[start]

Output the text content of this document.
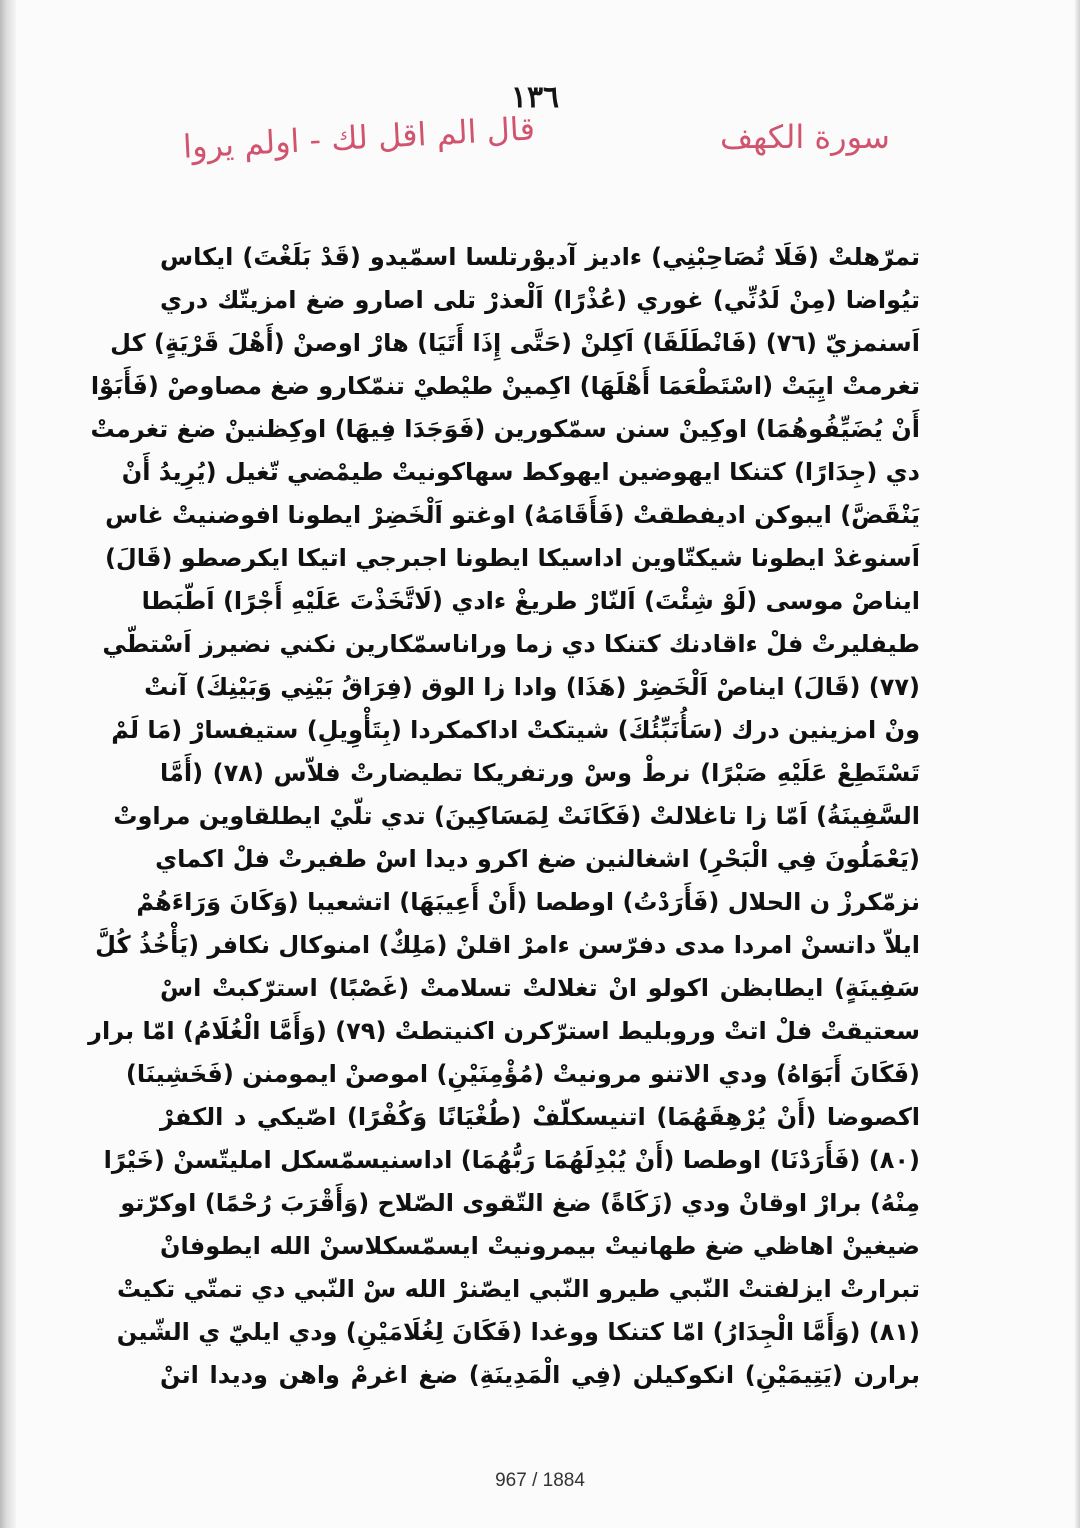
١٣٦
قال الم اقل لك - اولم يروا	سورة الكهف
تمرّهلتْ (فَلَا تُصَاحِبْنِي) ءاديز آديوْرتلسا اسمّيدو (قَدْ بَلَغْتَ) ايكاس
تيُواضا (مِنْ لَدُنِّي) غوري (عُذْرًا) اَلْعذرْ تلى اصارو ضغ امزيتّك دري
اَسنمزيّ (٧٦) (فَانْطَلَقَا) اَكِلنْ (حَتَّى إِذَا أَتَيَا) هارْ اوصنْ (أَهْلَ قَرْيَةٍ) كل
تغرمتْ ايِيَتْ (اسْتَطْعَمَا أَهْلَهَا) اكِمينْ طيْطيْ تنمّكارو ضغ مصاوصْ (فَأَبَوْا
أَنْ يُضَيِّفُوهُمَا) اوكِينْ سنن سمّكورين (فَوَجَدَا فِيهَا) اوكِظنينْ ضغ تغرمتْ
دي (جِدَارًا) كتنكا ايهوضين ايهوكط سهاكونيتْ طيمْضي تّغيل (يُرِيدُ أَنْ
يَنْقَضَّ) ايبوكن اديفطقتْ (فَأَقَامَهُ) اوغتو اَلْخَضِرْ ايطونا افوضنيتْ غاس
اَسنوغدْ ايطونا شيكتّاوين اداسيكا ايطونا اجبرجي اتيكا ايكرصطو (قَالَ)
ايناصْ موسى (لَوْ شِئْتَ) اَلنّارْ طريغْ ءادي (لَاتَّخَذْتَ عَلَيْهِ أَجْرًا) اَطّبَطا
طيفليرتْ فلْ ءاقادنك كتنكا دي زما وراناسمّكارين نكني نضيرز اَسْتطّي
(٧٧) (قَالَ) ايناصْ اَلْخَضِرْ (هَذَا) وادا زا الوق (فِرَاقُ بَيْنِي وَبَيْنِكَ) آنتْ
ونْ امزينين درك (سَأُنَبِّئُكَ) شيتكتْ اداكمكردا (بِتَأْوِيلِ) ستيفسارْ (مَا لَمْ
تَسْتَطِعْ عَلَيْهِ صَبْرًا) نرطْ وسْ ورتفريكا تطيضارتْ فلاّس (٧٨) (أَمَّا
السَّفِينَةُ) اَمّا زا تاغلالتْ (فَكَانَتْ لِمَسَاكِينَ) تدي تلّيْ ايطلقاوين مراوتْ
(يَعْمَلُونَ فِي الْبَحْرِ) اشغالنين ضغ اكرو ديدا اسْ طفيرتْ فلْ اكماي
نزمّكرزْ ن الحلال (فَأَرَدْتُ) اوطصا (أَنْ أَعِيبَهَا) اتشعيبا (وَكَانَ وَرَاءَهُمْ
ايلاّ داتسنْ امردا مدى دفرّسن ءامرْ اقلنْ (مَلِكٌ) امنوكال نكافر (يَأْخُذُ كُلَّ
سَفِينَةٍ) ايطابظن اكولو انْ تغلالتْ تسلامتْ (غَصْبًا) استرّكبتْ اسْ
سعتيقتْ فلْ اتتْ وروبليط استرّكرن اكنيتطتْ (٧٩) (وَأَمَّا الْغُلَامُ) امّا برار
(فَكَانَ أَبَوَاهُ) ودي الاتنو مرونيتْ (مُؤْمِنَيْنِ) اموصنْ ايمومنن (فَخَشِينَا)
اكصوضا (أَنْ يُرْهِقَهُمَا) اتنيسكلّفْ (طُغْيَانًا وَكُفْرًا) اصّيكي د الكفرْ
(٨٠) (فَأَرَدْنَا) اوطصا (أَنْ يُبْدِلَهُمَا رَبُّهُمَا) اداسنيسمّسكل امليتّسنْ (خَيْرًا
مِنْهُ) برارْ اوقانْ ودي (زَكَاةً) ضغ التّقوى الصّلاح (وَأَقْرَبَ رُحْمًا) اوكرّتو
ضيغينْ اهاظي ضغ طهانيتْ بيمرونيتْ ايسمّسكلاسنْ الله ايطوفانْ
تبرارتْ ايزلفتتْ النّبي طيرو النّبي ايصّنرْ الله سْ النّبي دي تمتّي تكيتْ
(٨١) (وَأَمَّا الْجِدَارُ) امّا كتنكا ووغدا (فَكَانَ لِغُلَامَيْنِ) ودي ايليّ ي الشّين
برارن (يَتِيمَيْنِ) انكوكيلن (فِي الْمَدِينَةِ) ضغ اغرمْ واهن وديدا اتنْ
967 / 1884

[end]

— GIVEN PROBLEM —
From the entries above, copy out every line where the string "استر" appears.

— OUTPUT —
سَفِينَةٍ) ايطابظن اكولو انْ تغلالتْ تسلامتْ (غَصْبًا) استرّكبتْ اسْ
سعتيقتْ فلْ اتتْ وروبليط استرّكرن اكنيتطتْ (٧٩) (وَأَمَّا الْغُلَامُ) امّا برار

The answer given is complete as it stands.